■ **Exercise instructions**
Show every line that has the string "this" in it.

Items from a dataset:
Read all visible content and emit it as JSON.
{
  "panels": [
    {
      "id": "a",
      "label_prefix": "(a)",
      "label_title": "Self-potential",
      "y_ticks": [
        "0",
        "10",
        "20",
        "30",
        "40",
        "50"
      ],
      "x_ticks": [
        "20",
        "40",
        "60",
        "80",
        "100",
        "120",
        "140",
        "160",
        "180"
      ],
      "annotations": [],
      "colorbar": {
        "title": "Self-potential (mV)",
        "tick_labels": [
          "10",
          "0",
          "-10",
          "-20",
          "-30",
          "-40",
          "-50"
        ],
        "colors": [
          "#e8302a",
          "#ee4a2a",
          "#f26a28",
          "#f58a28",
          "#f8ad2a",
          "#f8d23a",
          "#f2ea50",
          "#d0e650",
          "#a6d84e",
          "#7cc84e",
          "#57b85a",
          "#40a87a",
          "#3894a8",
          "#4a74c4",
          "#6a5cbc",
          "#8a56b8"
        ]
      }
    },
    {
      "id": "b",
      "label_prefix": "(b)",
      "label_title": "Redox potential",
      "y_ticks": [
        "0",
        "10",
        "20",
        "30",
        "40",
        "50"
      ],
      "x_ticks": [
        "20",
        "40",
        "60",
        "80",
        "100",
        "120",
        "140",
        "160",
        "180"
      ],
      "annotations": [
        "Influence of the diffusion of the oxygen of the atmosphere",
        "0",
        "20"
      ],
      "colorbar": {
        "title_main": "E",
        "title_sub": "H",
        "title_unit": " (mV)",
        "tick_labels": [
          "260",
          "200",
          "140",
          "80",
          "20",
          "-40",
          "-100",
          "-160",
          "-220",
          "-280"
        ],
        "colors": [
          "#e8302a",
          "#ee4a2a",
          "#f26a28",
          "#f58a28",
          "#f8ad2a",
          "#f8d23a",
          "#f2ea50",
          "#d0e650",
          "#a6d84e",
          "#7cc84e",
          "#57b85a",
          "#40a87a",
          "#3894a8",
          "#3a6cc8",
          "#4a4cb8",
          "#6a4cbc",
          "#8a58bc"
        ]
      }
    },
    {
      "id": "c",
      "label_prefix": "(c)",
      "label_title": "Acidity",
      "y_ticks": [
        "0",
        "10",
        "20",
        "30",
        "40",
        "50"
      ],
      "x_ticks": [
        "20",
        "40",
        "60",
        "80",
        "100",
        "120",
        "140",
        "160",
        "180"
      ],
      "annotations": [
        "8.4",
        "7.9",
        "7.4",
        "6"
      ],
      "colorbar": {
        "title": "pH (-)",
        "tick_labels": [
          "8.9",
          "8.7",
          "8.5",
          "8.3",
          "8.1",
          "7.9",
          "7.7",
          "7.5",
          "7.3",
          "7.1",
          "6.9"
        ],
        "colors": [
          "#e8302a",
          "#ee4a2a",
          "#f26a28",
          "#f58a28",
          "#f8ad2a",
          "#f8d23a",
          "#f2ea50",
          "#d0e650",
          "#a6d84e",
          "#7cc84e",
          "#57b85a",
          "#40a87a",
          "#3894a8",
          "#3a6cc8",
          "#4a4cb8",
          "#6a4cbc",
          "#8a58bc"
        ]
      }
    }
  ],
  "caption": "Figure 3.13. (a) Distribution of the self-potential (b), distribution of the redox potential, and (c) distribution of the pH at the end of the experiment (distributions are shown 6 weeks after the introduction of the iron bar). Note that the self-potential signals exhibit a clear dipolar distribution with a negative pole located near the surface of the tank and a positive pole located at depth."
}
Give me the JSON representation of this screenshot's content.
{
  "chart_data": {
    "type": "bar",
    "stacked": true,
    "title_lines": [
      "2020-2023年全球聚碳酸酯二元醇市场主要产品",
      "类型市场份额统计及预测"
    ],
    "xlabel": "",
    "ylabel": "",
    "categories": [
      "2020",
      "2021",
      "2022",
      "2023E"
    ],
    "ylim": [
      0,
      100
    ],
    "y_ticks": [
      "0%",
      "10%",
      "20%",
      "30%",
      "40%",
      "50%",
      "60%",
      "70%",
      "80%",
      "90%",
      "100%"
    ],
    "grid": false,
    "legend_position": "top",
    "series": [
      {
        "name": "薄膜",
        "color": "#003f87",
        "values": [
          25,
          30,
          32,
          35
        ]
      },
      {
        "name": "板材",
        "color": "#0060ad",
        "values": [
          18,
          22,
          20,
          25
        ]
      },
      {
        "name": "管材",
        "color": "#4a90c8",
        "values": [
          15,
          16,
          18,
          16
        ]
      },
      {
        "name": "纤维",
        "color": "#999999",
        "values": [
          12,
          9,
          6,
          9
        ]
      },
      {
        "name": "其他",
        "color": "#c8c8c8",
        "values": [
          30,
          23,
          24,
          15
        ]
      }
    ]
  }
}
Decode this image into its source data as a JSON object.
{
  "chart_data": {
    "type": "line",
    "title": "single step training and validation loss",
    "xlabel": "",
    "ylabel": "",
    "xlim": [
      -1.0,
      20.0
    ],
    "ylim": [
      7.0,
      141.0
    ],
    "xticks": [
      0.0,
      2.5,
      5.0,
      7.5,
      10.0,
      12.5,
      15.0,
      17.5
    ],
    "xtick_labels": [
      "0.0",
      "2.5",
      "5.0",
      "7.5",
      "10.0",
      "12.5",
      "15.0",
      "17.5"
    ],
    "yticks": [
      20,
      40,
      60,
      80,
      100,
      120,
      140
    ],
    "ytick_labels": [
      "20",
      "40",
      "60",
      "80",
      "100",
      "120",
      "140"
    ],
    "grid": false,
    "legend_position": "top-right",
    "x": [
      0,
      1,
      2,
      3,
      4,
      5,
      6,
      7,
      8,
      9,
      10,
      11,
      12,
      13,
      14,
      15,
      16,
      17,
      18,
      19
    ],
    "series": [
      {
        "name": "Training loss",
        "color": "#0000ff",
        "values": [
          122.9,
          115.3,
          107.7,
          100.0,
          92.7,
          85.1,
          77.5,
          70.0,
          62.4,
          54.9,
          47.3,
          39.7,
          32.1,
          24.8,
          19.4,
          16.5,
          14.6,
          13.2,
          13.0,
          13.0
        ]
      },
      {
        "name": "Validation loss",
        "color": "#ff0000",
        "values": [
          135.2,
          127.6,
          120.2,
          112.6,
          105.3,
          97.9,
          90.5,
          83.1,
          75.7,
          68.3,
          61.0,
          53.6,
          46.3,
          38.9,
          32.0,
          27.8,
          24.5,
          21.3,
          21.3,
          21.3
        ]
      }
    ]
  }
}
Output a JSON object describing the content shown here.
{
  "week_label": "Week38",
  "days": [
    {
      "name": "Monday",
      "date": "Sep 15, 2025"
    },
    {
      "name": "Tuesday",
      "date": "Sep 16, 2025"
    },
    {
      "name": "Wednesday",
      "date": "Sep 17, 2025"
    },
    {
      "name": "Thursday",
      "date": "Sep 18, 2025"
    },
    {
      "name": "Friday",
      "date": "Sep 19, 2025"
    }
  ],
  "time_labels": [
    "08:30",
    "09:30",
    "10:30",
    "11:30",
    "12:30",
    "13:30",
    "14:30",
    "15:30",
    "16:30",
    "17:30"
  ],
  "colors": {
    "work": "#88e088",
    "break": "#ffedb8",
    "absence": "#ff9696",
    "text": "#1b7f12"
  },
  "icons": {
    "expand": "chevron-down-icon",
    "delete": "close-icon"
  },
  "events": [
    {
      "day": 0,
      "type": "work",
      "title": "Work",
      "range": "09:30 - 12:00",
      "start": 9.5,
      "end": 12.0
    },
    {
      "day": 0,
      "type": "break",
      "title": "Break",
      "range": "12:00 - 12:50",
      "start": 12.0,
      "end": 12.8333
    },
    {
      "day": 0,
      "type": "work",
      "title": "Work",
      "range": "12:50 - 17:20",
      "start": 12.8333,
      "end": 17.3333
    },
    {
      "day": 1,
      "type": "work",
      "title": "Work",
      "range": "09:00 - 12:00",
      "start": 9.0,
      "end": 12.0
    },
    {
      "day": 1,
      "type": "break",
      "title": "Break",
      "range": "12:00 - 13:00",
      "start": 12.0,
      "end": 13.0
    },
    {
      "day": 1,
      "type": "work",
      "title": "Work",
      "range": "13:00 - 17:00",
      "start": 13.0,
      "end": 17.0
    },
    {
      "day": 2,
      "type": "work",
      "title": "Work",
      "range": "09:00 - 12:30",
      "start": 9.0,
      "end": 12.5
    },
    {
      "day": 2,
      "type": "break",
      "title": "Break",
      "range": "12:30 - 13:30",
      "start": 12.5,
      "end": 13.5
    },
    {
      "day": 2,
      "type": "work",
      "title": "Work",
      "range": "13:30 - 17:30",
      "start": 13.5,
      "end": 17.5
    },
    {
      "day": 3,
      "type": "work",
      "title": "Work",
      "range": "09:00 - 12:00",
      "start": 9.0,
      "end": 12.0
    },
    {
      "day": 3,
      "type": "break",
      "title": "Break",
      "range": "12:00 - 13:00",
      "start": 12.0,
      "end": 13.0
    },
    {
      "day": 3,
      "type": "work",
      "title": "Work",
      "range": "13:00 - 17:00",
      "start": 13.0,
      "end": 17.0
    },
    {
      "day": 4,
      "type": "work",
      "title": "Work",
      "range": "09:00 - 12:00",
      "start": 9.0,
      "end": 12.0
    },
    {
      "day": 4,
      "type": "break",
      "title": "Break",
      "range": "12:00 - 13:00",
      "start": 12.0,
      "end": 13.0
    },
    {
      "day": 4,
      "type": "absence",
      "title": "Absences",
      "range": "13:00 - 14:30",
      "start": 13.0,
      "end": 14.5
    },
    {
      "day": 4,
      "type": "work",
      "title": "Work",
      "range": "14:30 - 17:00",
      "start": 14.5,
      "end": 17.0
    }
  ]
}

■ **Written answer**
Give me the JSON representation of this screenshot's content.
Decode this image into its source data as a JSON object.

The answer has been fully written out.